──────── EXERCISE MATERIALS ────────
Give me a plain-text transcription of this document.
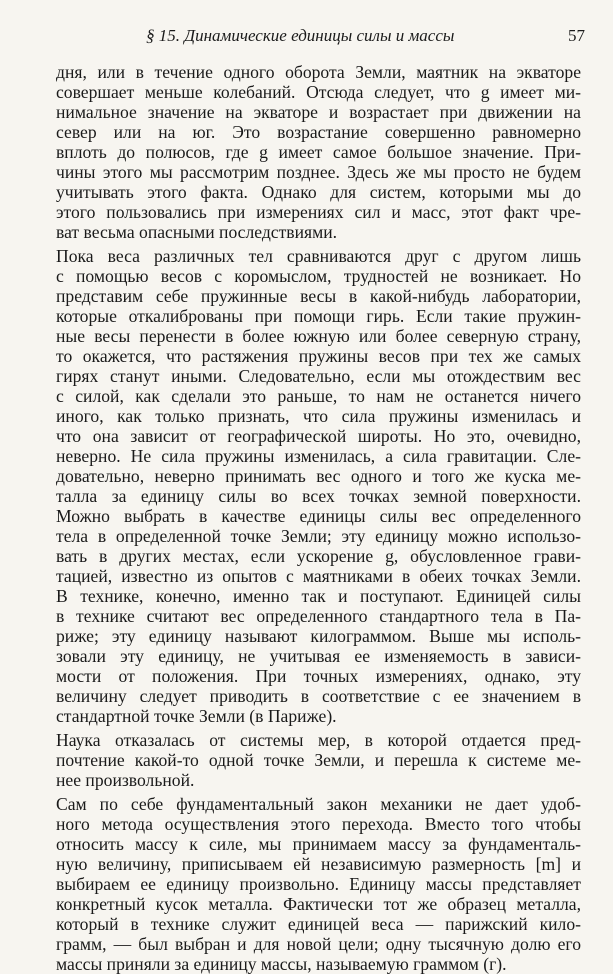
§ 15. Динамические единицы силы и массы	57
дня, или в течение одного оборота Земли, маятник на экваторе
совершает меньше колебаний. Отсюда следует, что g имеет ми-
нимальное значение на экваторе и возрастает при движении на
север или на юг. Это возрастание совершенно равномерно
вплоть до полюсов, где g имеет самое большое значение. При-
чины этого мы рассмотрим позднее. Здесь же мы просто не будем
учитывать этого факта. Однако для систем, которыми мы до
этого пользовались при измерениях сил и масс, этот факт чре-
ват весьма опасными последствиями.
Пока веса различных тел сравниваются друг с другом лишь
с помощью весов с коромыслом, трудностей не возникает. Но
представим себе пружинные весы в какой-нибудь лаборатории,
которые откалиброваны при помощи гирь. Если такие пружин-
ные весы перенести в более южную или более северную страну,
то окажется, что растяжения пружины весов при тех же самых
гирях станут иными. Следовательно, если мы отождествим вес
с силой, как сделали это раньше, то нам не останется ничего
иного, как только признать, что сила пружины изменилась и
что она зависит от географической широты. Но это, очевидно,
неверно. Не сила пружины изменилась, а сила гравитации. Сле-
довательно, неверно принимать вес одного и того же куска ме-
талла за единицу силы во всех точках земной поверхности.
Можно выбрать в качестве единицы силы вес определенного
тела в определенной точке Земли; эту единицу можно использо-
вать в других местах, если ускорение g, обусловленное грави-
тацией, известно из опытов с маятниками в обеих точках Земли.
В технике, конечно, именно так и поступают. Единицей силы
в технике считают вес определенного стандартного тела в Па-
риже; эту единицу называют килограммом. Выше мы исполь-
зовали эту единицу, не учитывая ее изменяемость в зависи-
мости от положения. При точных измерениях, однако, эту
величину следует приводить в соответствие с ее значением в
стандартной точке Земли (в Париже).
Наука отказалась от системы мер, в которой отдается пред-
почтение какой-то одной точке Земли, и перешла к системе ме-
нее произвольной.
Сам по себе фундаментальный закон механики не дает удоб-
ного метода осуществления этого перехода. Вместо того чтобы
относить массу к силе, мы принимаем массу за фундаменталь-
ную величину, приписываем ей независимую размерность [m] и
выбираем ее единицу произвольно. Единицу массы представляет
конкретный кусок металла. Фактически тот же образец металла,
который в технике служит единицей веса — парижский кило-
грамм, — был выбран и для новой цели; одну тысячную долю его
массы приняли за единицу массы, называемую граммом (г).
────────
──────── EXERCISE MATERIALS ────────
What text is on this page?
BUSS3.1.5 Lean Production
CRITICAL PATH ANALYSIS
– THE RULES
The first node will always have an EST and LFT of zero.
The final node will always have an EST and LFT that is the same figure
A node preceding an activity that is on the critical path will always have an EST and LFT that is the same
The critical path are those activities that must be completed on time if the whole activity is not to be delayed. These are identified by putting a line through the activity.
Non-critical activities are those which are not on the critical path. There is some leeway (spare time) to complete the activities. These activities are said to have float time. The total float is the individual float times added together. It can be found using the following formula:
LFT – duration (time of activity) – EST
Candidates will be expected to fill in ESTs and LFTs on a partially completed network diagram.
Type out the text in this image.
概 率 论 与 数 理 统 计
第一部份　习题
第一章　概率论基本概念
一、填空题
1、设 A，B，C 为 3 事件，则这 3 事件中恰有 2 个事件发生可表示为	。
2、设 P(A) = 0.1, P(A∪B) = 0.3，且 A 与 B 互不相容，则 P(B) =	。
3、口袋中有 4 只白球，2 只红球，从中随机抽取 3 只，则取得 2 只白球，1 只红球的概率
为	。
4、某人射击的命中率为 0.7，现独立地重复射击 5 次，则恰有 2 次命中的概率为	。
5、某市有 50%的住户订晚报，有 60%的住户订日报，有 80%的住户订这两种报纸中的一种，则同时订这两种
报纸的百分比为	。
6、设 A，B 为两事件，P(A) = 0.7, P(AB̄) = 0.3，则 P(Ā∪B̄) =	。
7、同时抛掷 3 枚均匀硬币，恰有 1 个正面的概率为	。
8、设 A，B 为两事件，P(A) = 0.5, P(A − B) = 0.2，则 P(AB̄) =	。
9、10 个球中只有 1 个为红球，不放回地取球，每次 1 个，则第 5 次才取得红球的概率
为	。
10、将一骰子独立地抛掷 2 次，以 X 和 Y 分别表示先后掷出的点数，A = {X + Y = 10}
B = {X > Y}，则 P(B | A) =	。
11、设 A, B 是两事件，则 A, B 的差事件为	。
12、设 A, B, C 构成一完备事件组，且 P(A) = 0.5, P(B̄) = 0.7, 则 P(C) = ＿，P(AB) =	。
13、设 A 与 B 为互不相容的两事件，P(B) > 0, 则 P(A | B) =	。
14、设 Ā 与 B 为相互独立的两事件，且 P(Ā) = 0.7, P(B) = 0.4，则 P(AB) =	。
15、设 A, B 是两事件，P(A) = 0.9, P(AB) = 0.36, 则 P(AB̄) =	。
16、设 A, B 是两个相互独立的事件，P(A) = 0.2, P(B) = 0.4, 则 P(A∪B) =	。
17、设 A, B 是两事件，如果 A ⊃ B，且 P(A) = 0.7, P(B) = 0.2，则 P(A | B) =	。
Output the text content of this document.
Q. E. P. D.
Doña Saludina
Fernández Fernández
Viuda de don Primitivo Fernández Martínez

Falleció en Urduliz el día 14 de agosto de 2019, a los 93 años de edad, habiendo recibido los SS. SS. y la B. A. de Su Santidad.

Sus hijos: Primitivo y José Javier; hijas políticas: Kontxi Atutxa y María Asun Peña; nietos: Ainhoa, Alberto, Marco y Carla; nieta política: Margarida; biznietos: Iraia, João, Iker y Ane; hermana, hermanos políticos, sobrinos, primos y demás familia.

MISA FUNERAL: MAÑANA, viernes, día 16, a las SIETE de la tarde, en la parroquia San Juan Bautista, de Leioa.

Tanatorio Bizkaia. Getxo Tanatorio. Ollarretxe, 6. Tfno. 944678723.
────────
──────── EXERCISE MATERIALS ────────
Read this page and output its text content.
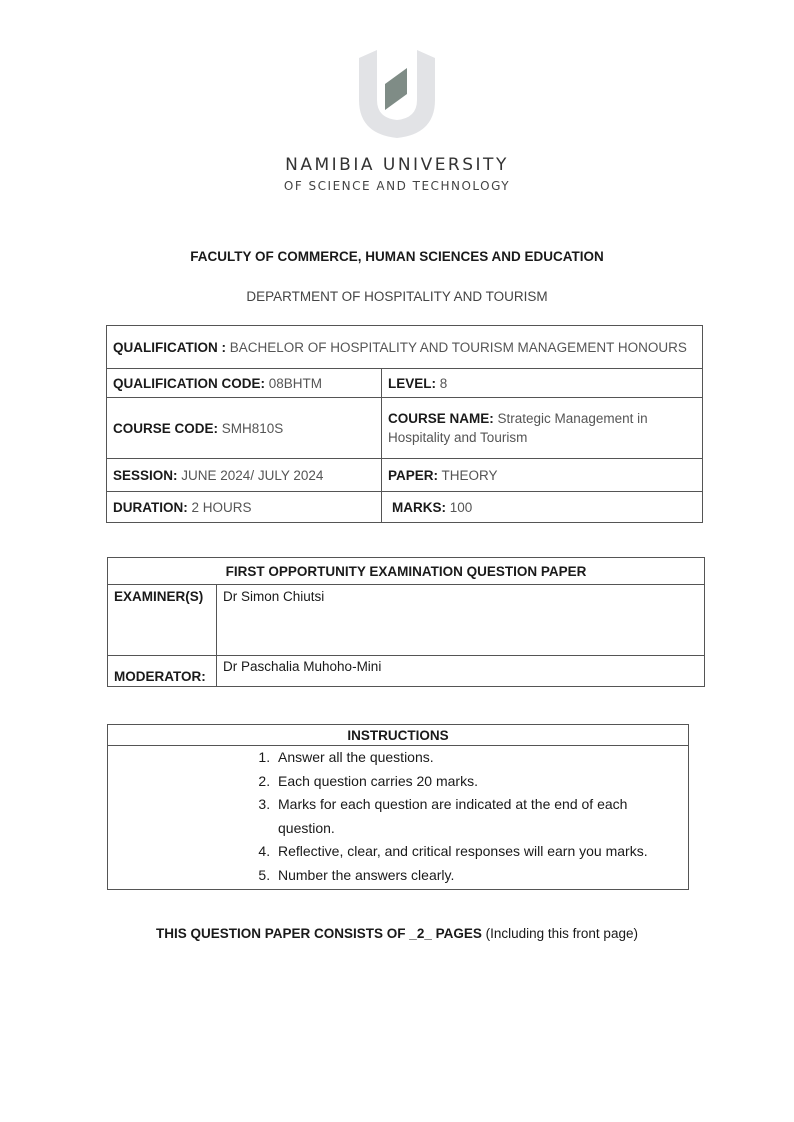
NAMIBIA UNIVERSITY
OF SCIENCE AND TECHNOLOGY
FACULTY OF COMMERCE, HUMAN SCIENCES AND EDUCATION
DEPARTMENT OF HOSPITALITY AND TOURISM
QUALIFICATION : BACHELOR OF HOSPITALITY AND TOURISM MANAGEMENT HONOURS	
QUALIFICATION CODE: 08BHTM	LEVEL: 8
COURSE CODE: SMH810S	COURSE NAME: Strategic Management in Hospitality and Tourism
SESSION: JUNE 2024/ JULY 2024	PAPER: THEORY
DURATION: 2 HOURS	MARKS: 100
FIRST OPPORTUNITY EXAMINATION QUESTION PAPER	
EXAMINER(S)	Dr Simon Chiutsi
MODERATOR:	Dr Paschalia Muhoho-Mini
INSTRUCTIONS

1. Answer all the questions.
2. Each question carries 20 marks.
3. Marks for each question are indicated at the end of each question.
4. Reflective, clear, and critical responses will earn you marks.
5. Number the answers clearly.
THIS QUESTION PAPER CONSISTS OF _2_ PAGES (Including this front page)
────────
- [DIRECTIVE] Keep only those lines of the records that hold "content", and return them.

- [ANSWER IN FULL]
Output the text content of this document.
Read this page and output its text content.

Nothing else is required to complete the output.